• **WHAT TO PRODUCE**: Within the material below, find each line bearing the word "content" and present it.
◇ ◇ ◇
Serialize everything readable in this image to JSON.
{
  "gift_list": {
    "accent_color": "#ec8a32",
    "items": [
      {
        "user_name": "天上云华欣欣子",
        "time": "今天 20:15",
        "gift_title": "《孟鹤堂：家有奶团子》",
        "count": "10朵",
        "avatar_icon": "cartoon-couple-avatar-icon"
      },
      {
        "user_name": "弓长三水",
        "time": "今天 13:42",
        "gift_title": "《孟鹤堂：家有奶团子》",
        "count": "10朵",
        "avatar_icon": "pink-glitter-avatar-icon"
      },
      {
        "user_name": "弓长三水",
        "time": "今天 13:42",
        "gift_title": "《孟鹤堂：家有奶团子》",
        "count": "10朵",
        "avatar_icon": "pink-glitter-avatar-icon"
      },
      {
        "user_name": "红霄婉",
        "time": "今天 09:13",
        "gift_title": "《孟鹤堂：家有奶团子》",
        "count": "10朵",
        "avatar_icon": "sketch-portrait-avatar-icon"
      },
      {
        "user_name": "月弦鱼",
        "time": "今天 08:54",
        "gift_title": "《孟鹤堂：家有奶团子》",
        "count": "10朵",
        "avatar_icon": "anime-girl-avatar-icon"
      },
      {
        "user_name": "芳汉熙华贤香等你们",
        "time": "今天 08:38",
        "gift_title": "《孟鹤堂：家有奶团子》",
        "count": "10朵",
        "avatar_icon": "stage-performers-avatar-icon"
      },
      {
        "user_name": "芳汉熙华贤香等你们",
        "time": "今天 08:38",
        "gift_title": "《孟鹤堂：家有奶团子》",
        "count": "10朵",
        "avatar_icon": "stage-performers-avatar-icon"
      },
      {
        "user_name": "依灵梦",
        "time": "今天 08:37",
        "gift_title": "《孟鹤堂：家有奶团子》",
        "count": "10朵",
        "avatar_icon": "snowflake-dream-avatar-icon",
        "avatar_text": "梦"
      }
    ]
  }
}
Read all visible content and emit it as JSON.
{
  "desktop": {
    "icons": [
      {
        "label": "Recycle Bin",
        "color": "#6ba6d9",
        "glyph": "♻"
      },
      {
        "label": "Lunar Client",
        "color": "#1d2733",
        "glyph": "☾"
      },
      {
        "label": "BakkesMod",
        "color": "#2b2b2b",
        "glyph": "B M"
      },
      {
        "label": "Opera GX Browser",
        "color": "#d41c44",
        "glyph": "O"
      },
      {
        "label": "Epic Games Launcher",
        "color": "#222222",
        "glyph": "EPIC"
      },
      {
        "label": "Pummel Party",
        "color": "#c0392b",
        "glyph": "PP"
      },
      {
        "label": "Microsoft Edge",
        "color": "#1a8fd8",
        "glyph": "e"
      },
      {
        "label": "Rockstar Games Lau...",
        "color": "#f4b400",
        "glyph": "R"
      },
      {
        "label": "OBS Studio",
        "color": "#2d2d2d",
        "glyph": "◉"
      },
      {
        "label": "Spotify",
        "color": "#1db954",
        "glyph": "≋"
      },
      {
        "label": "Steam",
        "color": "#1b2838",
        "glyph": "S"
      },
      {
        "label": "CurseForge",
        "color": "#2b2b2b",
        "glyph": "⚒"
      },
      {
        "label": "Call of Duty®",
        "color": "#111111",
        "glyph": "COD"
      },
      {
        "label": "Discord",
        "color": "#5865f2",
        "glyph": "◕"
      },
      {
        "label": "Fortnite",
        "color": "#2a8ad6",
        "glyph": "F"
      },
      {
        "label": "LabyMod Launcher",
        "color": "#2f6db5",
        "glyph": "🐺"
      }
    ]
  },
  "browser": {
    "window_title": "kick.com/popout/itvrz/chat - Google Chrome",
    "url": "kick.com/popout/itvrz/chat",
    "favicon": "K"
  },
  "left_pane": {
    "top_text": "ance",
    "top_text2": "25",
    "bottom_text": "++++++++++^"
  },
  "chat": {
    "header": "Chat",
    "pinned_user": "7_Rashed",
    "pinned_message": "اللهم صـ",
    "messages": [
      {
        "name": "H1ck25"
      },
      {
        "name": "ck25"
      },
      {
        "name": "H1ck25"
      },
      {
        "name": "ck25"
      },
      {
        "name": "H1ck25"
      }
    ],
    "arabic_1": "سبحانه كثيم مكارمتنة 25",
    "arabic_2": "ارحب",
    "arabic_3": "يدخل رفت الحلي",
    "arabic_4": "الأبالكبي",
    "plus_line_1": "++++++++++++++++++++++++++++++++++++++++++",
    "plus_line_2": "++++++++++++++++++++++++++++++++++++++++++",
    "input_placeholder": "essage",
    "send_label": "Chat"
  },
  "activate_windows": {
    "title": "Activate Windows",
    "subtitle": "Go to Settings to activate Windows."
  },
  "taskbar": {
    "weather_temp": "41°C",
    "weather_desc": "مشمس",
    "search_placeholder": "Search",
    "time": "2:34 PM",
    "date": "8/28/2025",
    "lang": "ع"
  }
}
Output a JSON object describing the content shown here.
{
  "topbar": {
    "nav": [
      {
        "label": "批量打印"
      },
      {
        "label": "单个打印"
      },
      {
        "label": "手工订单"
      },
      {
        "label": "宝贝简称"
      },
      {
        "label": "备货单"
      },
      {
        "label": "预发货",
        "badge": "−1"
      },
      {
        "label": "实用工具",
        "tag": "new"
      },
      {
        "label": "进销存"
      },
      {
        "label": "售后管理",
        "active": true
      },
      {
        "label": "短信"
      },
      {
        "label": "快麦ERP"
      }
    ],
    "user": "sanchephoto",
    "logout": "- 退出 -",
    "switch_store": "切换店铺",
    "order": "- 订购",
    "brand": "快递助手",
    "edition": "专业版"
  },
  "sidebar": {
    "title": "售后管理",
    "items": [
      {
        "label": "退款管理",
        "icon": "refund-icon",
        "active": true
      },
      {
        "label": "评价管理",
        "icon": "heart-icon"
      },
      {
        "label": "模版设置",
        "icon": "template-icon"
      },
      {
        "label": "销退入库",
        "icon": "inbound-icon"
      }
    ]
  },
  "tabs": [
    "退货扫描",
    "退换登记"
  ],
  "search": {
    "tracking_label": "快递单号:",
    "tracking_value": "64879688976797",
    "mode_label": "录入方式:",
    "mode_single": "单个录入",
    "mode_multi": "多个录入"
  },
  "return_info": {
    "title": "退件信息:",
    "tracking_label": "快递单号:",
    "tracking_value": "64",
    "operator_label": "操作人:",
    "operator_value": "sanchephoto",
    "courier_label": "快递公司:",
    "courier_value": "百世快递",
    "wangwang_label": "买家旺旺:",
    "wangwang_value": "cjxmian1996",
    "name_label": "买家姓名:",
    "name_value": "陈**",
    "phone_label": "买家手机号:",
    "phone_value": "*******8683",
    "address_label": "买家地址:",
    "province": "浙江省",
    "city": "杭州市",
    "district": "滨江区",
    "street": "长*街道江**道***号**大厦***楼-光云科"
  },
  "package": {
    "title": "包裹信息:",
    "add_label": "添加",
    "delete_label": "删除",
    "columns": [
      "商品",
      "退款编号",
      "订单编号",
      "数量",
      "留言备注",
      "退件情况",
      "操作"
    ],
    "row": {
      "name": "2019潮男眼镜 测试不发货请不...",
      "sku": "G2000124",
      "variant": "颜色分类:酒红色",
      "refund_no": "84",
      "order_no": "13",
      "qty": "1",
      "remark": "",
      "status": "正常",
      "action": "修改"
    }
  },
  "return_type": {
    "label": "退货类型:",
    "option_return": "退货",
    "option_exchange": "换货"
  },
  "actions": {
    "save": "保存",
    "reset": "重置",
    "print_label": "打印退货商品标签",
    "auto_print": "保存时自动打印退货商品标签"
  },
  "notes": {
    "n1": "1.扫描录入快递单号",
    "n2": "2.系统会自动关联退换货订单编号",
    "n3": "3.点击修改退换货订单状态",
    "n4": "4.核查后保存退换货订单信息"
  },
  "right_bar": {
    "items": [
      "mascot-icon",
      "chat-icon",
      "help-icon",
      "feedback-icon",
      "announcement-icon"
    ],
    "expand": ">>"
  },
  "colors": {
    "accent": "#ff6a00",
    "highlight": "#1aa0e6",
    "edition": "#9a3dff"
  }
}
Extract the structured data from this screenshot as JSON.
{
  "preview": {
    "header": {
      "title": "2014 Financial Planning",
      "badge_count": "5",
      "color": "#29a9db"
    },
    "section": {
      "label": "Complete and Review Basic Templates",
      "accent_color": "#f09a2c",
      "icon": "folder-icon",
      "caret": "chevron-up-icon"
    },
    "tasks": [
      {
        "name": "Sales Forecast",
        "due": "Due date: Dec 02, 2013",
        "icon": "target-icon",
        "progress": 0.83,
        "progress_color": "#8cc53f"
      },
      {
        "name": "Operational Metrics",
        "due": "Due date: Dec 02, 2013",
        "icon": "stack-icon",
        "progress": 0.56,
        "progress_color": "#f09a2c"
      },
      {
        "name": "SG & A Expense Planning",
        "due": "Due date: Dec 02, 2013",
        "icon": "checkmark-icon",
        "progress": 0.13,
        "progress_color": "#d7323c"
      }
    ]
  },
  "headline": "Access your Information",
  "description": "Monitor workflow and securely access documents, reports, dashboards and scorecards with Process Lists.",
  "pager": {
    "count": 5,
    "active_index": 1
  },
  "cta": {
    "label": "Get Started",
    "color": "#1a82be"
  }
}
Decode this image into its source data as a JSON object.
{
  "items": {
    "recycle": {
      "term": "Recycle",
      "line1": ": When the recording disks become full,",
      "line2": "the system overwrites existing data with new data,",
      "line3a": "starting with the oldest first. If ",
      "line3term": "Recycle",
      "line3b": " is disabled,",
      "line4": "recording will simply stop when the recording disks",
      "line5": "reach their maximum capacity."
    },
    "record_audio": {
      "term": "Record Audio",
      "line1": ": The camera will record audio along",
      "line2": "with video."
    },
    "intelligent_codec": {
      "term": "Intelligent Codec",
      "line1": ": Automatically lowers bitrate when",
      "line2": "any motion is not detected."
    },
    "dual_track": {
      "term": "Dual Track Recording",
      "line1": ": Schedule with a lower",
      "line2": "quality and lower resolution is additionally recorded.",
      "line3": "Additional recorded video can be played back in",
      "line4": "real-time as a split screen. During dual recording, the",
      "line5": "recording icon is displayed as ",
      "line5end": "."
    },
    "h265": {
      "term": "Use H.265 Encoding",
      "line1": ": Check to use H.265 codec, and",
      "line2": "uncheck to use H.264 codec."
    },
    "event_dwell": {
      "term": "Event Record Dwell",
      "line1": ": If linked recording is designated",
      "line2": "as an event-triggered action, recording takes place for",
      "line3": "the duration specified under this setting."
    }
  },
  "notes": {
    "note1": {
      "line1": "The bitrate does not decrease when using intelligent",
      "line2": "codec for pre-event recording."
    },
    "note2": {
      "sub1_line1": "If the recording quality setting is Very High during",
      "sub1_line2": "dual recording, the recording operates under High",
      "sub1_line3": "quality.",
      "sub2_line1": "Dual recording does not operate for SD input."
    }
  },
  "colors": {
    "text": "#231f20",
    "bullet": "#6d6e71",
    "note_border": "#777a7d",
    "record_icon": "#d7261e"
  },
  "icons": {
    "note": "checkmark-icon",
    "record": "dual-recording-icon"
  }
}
◇ ◇ ◇
• **EXERCISE ANSWER**:
Read all visible content and emit it as JSON.
Output a JSON object describing the content shown here.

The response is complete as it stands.